──────── TEXTE À LIRE ────────

Envoyé par Henri Rebeyrol 
04 octobre 2013, 10:11   François Azouvi
Le livre de François Azouvi Le Mythe du grand silence, "Auschwitz, les Français, la mémoire" (Fayard, 2012) n'a pas connu le succès qu'il méritait. Il n'a guère fait l'objet de recensions, encore moins de débats, hormis dans Répliques. Ce fut même silence sur le Grand Silence. Si l'auteur avait été gauchiste déconstructeur, il aurait pu intituler son livre "L'Invention (ou la fabrication) du grand silence". Cela lui aurait peut-être valu quelques articles de complaisance signés de "penseurs" estampillés EHESS.

Pourtant, la démonstration que fait Azouvi est impeccable : les faits sont rappelés, des extraits d'articles sont cités, les références des revues, journaux, livres (puis des images, des photos, des documentaires), ayant raconté, dès 1944, avant même la Libération, l'extermination des Juifs et l'ayant qualifiée et interprétée assez justement ("crime contre l'humanité", "génocide"...), sont indiquées : des centaines de références dès 1944 et 1945, de même que les cérémonies commémorant les événements. Comme Flaubert, mais dans un tout autre ordre, c'est du fait vrai, du fait établi, du réel qui s'entasse dans toutes les lignes et à satiété ou à en être guédés. Cela n'a pas empêché que des idéologues dans les années 1970 aient "occulté" ces faits pour accuser les Français d'avoir ignoré, refusé de savoir, occulté la poltique d'extermination mise en oeuvre dans les territoires occupés par l'Allemagne, et ce silence serait dû à la lâcheté, à la complaisance (envers les criminels), si ce n'est à la complicité, etc. Tout cela est résumé par le fameux (et complètement "inventé") processus en trois étapes : traumatisme, refoulement, retour du refoulé...

──────── DONNÉES FOURNIES ────────

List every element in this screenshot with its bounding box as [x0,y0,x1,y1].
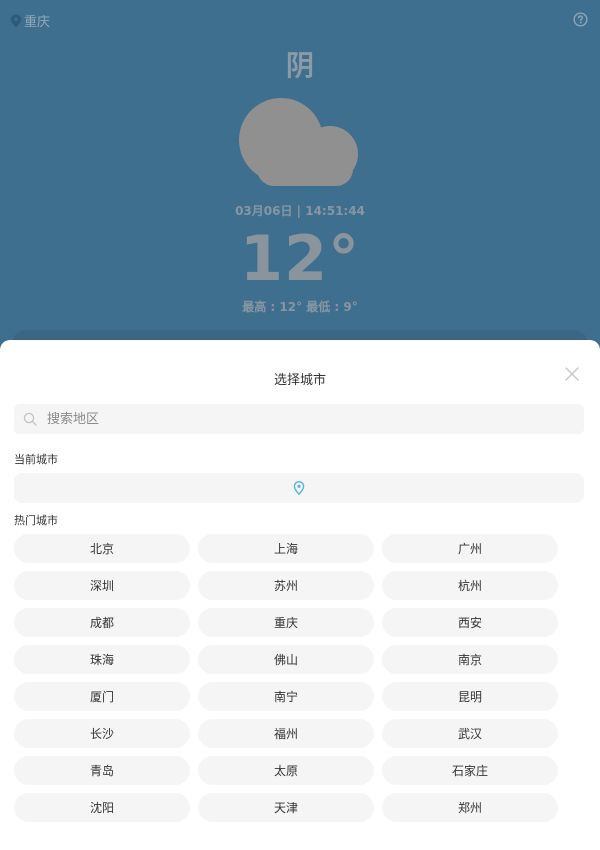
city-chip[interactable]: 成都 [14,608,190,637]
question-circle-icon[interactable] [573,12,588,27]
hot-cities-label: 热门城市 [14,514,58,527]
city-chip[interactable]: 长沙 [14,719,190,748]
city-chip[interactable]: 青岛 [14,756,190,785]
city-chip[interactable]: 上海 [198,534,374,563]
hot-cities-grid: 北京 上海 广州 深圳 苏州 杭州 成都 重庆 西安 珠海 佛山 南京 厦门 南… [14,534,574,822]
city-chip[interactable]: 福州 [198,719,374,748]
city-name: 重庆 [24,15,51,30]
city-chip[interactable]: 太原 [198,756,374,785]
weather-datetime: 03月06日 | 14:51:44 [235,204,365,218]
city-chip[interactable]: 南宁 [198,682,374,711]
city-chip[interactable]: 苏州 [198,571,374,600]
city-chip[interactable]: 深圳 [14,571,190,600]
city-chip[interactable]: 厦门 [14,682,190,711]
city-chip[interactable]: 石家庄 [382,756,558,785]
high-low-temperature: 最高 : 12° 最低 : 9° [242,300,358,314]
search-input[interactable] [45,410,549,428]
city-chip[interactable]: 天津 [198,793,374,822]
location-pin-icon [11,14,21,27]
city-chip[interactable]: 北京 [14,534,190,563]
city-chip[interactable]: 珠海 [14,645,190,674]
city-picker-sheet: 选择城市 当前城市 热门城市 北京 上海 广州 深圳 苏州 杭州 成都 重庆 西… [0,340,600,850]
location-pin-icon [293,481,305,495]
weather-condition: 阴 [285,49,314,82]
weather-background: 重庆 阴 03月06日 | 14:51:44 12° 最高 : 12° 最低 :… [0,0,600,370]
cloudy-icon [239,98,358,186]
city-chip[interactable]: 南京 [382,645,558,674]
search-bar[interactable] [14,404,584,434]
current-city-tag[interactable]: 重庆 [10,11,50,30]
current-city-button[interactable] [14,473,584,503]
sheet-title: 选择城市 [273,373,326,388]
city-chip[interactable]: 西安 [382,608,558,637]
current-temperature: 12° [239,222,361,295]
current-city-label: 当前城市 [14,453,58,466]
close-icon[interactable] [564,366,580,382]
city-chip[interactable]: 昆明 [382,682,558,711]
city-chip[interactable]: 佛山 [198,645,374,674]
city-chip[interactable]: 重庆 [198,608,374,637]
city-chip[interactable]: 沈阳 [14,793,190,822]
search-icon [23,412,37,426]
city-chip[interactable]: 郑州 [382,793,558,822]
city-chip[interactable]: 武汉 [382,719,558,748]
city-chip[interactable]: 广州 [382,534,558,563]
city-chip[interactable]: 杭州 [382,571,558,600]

────────
──────── DONNÉES FOURNIES ────────

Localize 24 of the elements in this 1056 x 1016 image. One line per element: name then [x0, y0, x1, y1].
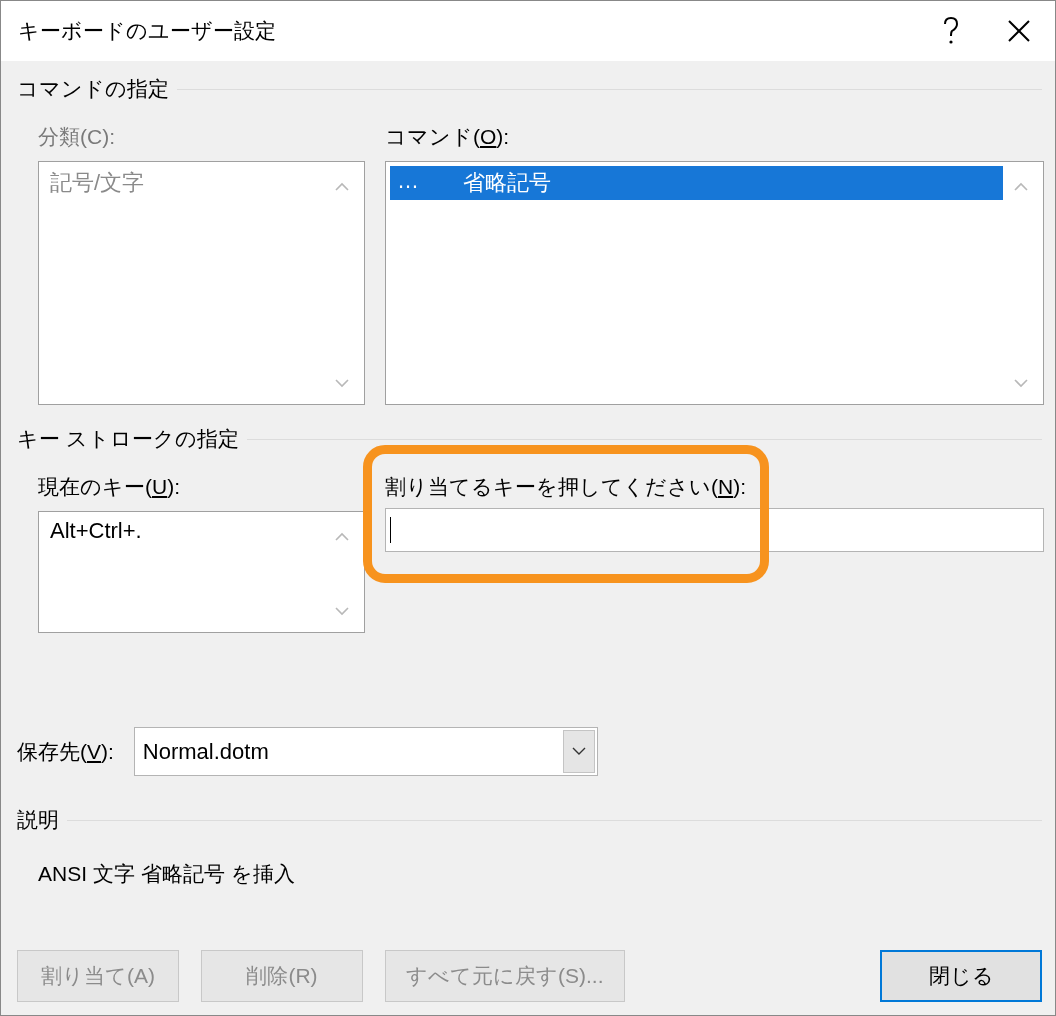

────────

• _CONSIGNE_:
Traduisez en anglais cette phrase du texte sur le livre de François Azouvi : « Il n'a guère fait l'objet de recensions, encore moins de débats, hormis dans Répliques. »

• _RÉPONSE ATTENDUE_:
It was hardly reviewed at all, still less debated, except in Répliques.